**What to produce:** Write out each line that follows exactly as it stands, without the pictures.

Dataset items
┄┄┄┄┄┄

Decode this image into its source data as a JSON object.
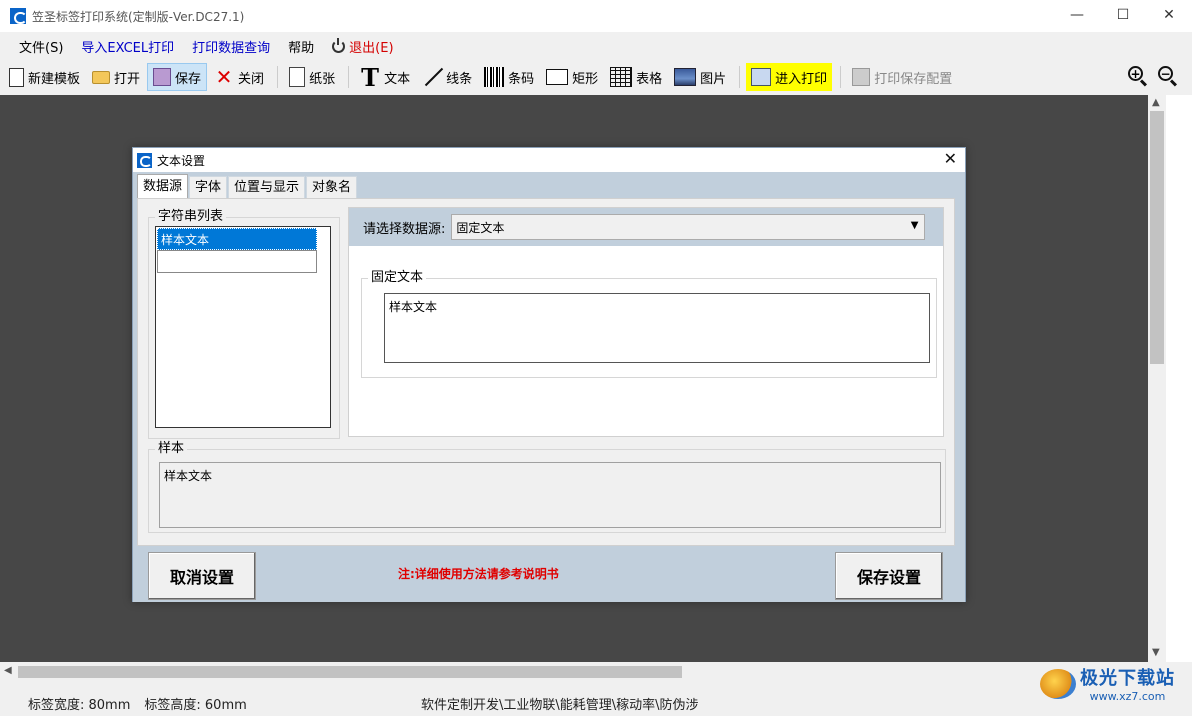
{
  "window": {
    "title": "笠圣标签打印系统(定制版-Ver.DC27.1)",
    "minimize": "—",
    "maximize": "☐",
    "close": "✕"
  },
  "menu": {
    "file": "文件(S)",
    "import_excel": "导入EXCEL打印",
    "print_query": "打印数据查询",
    "help": "帮助",
    "exit": "退出(E)"
  },
  "toolbar": {
    "new_template": "新建模板",
    "open": "打开",
    "save": "保存",
    "close": "关闭",
    "paper": "纸张",
    "text": "文本",
    "line": "线条",
    "barcode": "条码",
    "rect": "矩形",
    "table": "表格",
    "image": "图片",
    "enter_print": "进入打印",
    "print_save_config": "打印保存配置",
    "zoom_in": "+",
    "zoom_out": "−"
  },
  "dialog": {
    "title": "文本设置",
    "close": "✕",
    "tabs": [
      "数据源",
      "字体",
      "位置与显示",
      "对象名"
    ],
    "string_list_label": "字符串列表",
    "string_list_items": [
      "样本文本"
    ],
    "datasource_label": "请选择数据源:",
    "datasource_value": "固定文本",
    "fixed_text_label": "固定文本",
    "fixed_text_value": "样本文本",
    "sample_label": "样本",
    "sample_value": "样本文本",
    "cancel_button": "取消设置",
    "save_button": "保存设置",
    "note": "注:详细使用方法请参考说明书"
  },
  "status": {
    "label_width": "标签宽度: 80mm",
    "label_height": "标签高度: 60mm",
    "services": "软件定制开发\\工业物联\\能耗管理\\稼动率\\防伪涉"
  },
  "watermark": {
    "name": "极光下载站",
    "url": "www.xz7.com"
  },
  "colors": {
    "workspace": "#474747",
    "dialog_frame": "#c1cfdc",
    "accent_blue": "#0078d7",
    "note_red": "#e00000",
    "print_highlight": "#ffff00"
  }
}
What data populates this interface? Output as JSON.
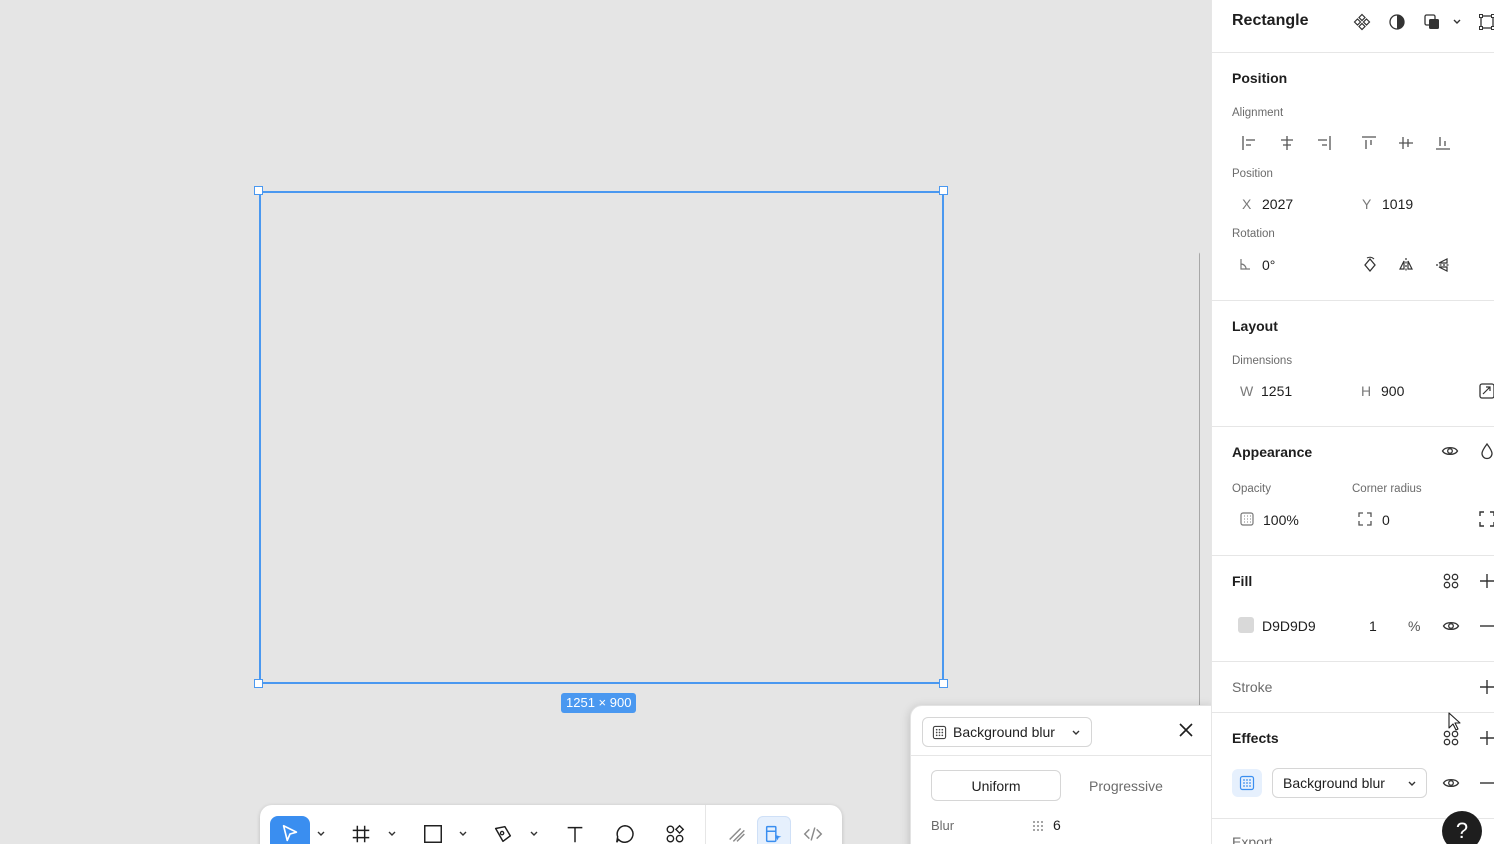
{
  "canvas": {
    "dimension_badge": "1251 × 900"
  },
  "toolbar": {
    "tools": [
      "move-icon",
      "frame-icon",
      "rectangle-icon",
      "pen-icon",
      "text-icon",
      "comment-icon",
      "components-icon",
      "draw-icon",
      "dev-handoff-icon",
      "code-icon"
    ],
    "active_color": "#3a8ef0"
  },
  "panel": {
    "title": "Rectangle",
    "position": {
      "section_title": "Position",
      "alignment_label": "Alignment",
      "position_label": "Position",
      "x_letter": "X",
      "x_value": "2027",
      "y_letter": "Y",
      "y_value": "1019",
      "rotation_label": "Rotation",
      "rotation_value": "0°"
    },
    "layout": {
      "section_title": "Layout",
      "dimensions_label": "Dimensions",
      "w_letter": "W",
      "w_value": "1251",
      "h_letter": "H",
      "h_value": "900"
    },
    "appearance": {
      "section_title": "Appearance",
      "opacity_label": "Opacity",
      "opacity_value": "100%",
      "corner_radius_label": "Corner radius",
      "corner_radius_value": "0"
    },
    "fill": {
      "section_title": "Fill",
      "hex": "D9D9D9",
      "opacity": "1",
      "percent": "%",
      "swatch_color": "#d9d9d9"
    },
    "stroke": {
      "section_title": "Stroke"
    },
    "effects": {
      "section_title": "Effects",
      "effect_type": "Background blur"
    },
    "export": {
      "section_title": "Export"
    },
    "help_label": "?"
  },
  "popover": {
    "effect_type": "Background blur",
    "segment_uniform": "Uniform",
    "segment_progressive": "Progressive",
    "blur_label": "Blur",
    "blur_value": "6"
  },
  "colors": {
    "accent": "#4a98f0",
    "canvas_bg": "#e5e5e5"
  }
}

┄┄┄┄┄┄

**Answer in full:**
Decode this image into its source data as a JSON object.
{
  "window": {
    "title": "笠圣标签打印系统(定制版-Ver.DC27.1)",
    "minimize": "—",
    "maximize": "☐",
    "close": "✕"
  },
  "menu": {
    "file": "文件(S)",
    "import_excel": "导入EXCEL打印",
    "print_query": "打印数据查询",
    "help": "帮助",
    "exit": "退出(E)"
  },
  "toolbar": {
    "new_template": "新建模板",
    "open": "打开",
    "save": "保存",
    "close": "关闭",
    "paper": "纸张",
    "text": "文本",
    "line": "线条",
    "barcode": "条码",
    "rect": "矩形",
    "table": "表格",
    "image": "图片",
    "enter_print": "进入打印",
    "print_save_config": "打印保存配置",
    "zoom_in": "+",
    "zoom_out": "−"
  },
  "dialog": {
    "title": "文本设置",
    "close": "✕",
    "tabs": [
      "数据源",
      "字体",
      "位置与显示",
      "对象名"
    ],
    "string_list_label": "字符串列表",
    "string_list_items": [
      "样本文本"
    ],
    "datasource_label": "请选择数据源:",
    "datasource_value": "固定文本",
    "fixed_text_label": "固定文本",
    "fixed_text_value": "样本文本",
    "sample_label": "样本",
    "sample_value": "样本文本",
    "cancel_button": "取消设置",
    "save_button": "保存设置",
    "note": "注:详细使用方法请参考说明书"
  },
  "status": {
    "label_width": "标签宽度: 80mm",
    "label_height": "标签高度: 60mm",
    "services": "软件定制开发\\工业物联\\能耗管理\\稼动率\\防伪涉"
  },
  "watermark": {
    "name": "极光下载站",
    "url": "www.xz7.com"
  },
  "colors": {
    "workspace": "#474747",
    "dialog_frame": "#c1cfdc",
    "accent_blue": "#0078d7",
    "note_red": "#e00000",
    "print_highlight": "#ffff00"
  }
}
What data populates this interface? Output as JSON.
{
  "canvas": {
    "dimension_badge": "1251 × 900"
  },
  "toolbar": {
    "tools": [
      "move-icon",
      "frame-icon",
      "rectangle-icon",
      "pen-icon",
      "text-icon",
      "comment-icon",
      "components-icon",
      "draw-icon",
      "dev-handoff-icon",
      "code-icon"
    ],
    "active_color": "#3a8ef0"
  },
  "panel": {
    "title": "Rectangle",
    "position": {
      "section_title": "Position",
      "alignment_label": "Alignment",
      "position_label": "Position",
      "x_letter": "X",
      "x_value": "2027",
      "y_letter": "Y",
      "y_value": "1019",
      "rotation_label": "Rotation",
      "rotation_value": "0°"
    },
    "layout": {
      "section_title": "Layout",
      "dimensions_label": "Dimensions",
      "w_letter": "W",
      "w_value": "1251",
      "h_letter": "H",
      "h_value": "900"
    },
    "appearance": {
      "section_title": "Appearance",
      "opacity_label": "Opacity",
      "opacity_value": "100%",
      "corner_radius_label": "Corner radius",
      "corner_radius_value": "0"
    },
    "fill": {
      "section_title": "Fill",
      "hex": "D9D9D9",
      "opacity": "1",
      "percent": "%",
      "swatch_color": "#d9d9d9"
    },
    "stroke": {
      "section_title": "Stroke"
    },
    "effects": {
      "section_title": "Effects",
      "effect_type": "Background blur"
    },
    "export": {
      "section_title": "Export"
    },
    "help_label": "?"
  },
  "popover": {
    "effect_type": "Background blur",
    "segment_uniform": "Uniform",
    "segment_progressive": "Progressive",
    "blur_label": "Blur",
    "blur_value": "6"
  },
  "colors": {
    "accent": "#4a98f0",
    "canvas_bg": "#e5e5e5"
  }
}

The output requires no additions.